[Items from a figure collection]
[BEGIN]

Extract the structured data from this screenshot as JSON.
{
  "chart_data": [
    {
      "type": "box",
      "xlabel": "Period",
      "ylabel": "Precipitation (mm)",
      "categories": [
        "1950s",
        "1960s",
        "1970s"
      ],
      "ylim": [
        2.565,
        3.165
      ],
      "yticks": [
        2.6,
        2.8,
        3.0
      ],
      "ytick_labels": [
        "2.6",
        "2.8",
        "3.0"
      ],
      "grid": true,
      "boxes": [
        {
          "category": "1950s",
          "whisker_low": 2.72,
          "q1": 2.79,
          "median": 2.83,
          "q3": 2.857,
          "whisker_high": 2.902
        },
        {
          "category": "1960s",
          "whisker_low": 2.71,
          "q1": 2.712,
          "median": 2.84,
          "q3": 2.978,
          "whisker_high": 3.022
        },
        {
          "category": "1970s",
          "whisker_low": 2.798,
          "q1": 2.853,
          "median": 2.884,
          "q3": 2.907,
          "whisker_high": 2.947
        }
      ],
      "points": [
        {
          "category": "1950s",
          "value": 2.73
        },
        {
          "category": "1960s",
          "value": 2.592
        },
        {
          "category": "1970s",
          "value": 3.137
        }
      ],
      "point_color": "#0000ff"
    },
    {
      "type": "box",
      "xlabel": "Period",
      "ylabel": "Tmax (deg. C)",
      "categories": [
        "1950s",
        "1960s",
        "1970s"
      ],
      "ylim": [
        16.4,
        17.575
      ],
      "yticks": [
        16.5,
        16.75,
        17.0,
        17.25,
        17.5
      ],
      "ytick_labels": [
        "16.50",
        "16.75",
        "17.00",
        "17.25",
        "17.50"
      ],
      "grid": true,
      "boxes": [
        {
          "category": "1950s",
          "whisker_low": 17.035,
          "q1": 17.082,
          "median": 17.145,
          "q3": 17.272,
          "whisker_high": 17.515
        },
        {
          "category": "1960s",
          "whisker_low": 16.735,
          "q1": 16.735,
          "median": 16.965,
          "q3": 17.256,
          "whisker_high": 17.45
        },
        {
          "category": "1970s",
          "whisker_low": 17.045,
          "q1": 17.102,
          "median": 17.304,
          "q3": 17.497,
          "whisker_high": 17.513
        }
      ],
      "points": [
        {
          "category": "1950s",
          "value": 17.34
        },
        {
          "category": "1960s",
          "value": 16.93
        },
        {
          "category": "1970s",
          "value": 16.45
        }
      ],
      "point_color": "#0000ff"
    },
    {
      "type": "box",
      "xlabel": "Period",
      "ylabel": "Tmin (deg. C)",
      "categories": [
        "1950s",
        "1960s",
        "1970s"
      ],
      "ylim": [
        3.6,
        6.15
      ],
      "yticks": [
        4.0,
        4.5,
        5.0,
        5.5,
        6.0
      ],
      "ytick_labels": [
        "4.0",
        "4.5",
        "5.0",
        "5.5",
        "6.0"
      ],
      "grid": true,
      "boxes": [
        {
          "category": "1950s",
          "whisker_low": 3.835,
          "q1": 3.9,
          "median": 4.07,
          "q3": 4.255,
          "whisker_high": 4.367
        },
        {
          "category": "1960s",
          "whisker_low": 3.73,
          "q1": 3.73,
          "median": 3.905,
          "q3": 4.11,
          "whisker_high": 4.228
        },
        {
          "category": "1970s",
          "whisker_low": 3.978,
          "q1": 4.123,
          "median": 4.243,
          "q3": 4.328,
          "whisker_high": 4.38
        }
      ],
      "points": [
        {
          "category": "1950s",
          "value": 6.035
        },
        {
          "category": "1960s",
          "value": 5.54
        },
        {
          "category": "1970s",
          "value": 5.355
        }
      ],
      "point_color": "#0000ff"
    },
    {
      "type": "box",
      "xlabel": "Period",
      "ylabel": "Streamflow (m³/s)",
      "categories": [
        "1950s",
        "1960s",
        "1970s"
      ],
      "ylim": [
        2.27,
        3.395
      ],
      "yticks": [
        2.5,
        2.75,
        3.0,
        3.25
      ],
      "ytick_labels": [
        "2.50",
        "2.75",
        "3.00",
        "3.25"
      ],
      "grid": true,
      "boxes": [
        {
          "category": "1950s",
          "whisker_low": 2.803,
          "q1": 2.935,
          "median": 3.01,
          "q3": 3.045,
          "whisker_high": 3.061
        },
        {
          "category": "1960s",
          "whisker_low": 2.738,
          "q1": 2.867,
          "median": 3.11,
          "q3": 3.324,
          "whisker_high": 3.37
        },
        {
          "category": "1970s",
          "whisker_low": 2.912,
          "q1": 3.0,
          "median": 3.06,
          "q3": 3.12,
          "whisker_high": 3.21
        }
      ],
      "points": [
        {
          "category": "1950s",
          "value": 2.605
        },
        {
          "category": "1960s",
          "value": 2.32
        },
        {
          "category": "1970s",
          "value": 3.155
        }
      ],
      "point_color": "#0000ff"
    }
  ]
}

[END]

Exercise details - Set down the material above again, word for word.

Answer to the problem -
Extract the structured data from this screenshot as JSON.
{
  "chart_data": [
    {
      "type": "box",
      "xlabel": "Period",
      "ylabel": "Precipitation (mm)",
      "categories": [
        "1950s",
        "1960s",
        "1970s"
      ],
      "ylim": [
        2.565,
        3.165
      ],
      "yticks": [
        2.6,
        2.8,
        3.0
      ],
      "ytick_labels": [
        "2.6",
        "2.8",
        "3.0"
      ],
      "grid": true,
      "boxes": [
        {
          "category": "1950s",
          "whisker_low": 2.72,
          "q1": 2.79,
          "median": 2.83,
          "q3": 2.857,
          "whisker_high": 2.902
        },
        {
          "category": "1960s",
          "whisker_low": 2.71,
          "q1": 2.712,
          "median": 2.84,
          "q3": 2.978,
          "whisker_high": 3.022
        },
        {
          "category": "1970s",
          "whisker_low": 2.798,
          "q1": 2.853,
          "median": 2.884,
          "q3": 2.907,
          "whisker_high": 2.947
        }
      ],
      "points": [
        {
          "category": "1950s",
          "value": 2.73
        },
        {
          "category": "1960s",
          "value": 2.592
        },
        {
          "category": "1970s",
          "value": 3.137
        }
      ],
      "point_color": "#0000ff"
    },
    {
      "type": "box",
      "xlabel": "Period",
      "ylabel": "Tmax (deg. C)",
      "categories": [
        "1950s",
        "1960s",
        "1970s"
      ],
      "ylim": [
        16.4,
        17.575
      ],
      "yticks": [
        16.5,
        16.75,
        17.0,
        17.25,
        17.5
      ],
      "ytick_labels": [
        "16.50",
        "16.75",
        "17.00",
        "17.25",
        "17.50"
      ],
      "grid": true,
      "boxes": [
        {
          "category": "1950s",
          "whisker_low": 17.035,
          "q1": 17.082,
          "median": 17.145,
          "q3": 17.272,
          "whisker_high": 17.515
        },
        {
          "category": "1960s",
          "whisker_low": 16.735,
          "q1": 16.735,
          "median": 16.965,
          "q3": 17.256,
          "whisker_high": 17.45
        },
        {
          "category": "1970s",
          "whisker_low": 17.045,
          "q1": 17.102,
          "median": 17.304,
          "q3": 17.497,
          "whisker_high": 17.513
        }
      ],
      "points": [
        {
          "category": "1950s",
          "value": 17.34
        },
        {
          "category": "1960s",
          "value": 16.93
        },
        {
          "category": "1970s",
          "value": 16.45
        }
      ],
      "point_color": "#0000ff"
    },
    {
      "type": "box",
      "xlabel": "Period",
      "ylabel": "Tmin (deg. C)",
      "categories": [
        "1950s",
        "1960s",
        "1970s"
      ],
      "ylim": [
        3.6,
        6.15
      ],
      "yticks": [
        4.0,
        4.5,
        5.0,
        5.5,
        6.0
      ],
      "ytick_labels": [
        "4.0",
        "4.5",
        "5.0",
        "5.5",
        "6.0"
      ],
      "grid": true,
      "boxes": [
        {
          "category": "1950s",
          "whisker_low": 3.835,
          "q1": 3.9,
          "median": 4.07,
          "q3": 4.255,
          "whisker_high": 4.367
        },
        {
          "category": "1960s",
          "whisker_low": 3.73,
          "q1": 3.73,
          "median": 3.905,
          "q3": 4.11,
          "whisker_high": 4.228
        },
        {
          "category": "1970s",
          "whisker_low": 3.978,
          "q1": 4.123,
          "median": 4.243,
          "q3": 4.328,
          "whisker_high": 4.38
        }
      ],
      "points": [
        {
          "category": "1950s",
          "value": 6.035
        },
        {
          "category": "1960s",
          "value": 5.54
        },
        {
          "category": "1970s",
          "value": 5.355
        }
      ],
      "point_color": "#0000ff"
    },
    {
      "type": "box",
      "xlabel": "Period",
      "ylabel": "Streamflow (m³/s)",
      "categories": [
        "1950s",
        "1960s",
        "1970s"
      ],
      "ylim": [
        2.27,
        3.395
      ],
      "yticks": [
        2.5,
        2.75,
        3.0,
        3.25
      ],
      "ytick_labels": [
        "2.50",
        "2.75",
        "3.00",
        "3.25"
      ],
      "grid": true,
      "boxes": [
        {
          "category": "1950s",
          "whisker_low": 2.803,
          "q1": 2.935,
          "median": 3.01,
          "q3": 3.045,
          "whisker_high": 3.061
        },
        {
          "category": "1960s",
          "whisker_low": 2.738,
          "q1": 2.867,
          "median": 3.11,
          "q3": 3.324,
          "whisker_high": 3.37
        },
        {
          "category": "1970s",
          "whisker_low": 2.912,
          "q1": 3.0,
          "median": 3.06,
          "q3": 3.12,
          "whisker_high": 3.21
        }
      ],
      "points": [
        {
          "category": "1950s",
          "value": 2.605
        },
        {
          "category": "1960s",
          "value": 2.32
        },
        {
          "category": "1970s",
          "value": 3.155
        }
      ],
      "point_color": "#0000ff"
    }
  ]
}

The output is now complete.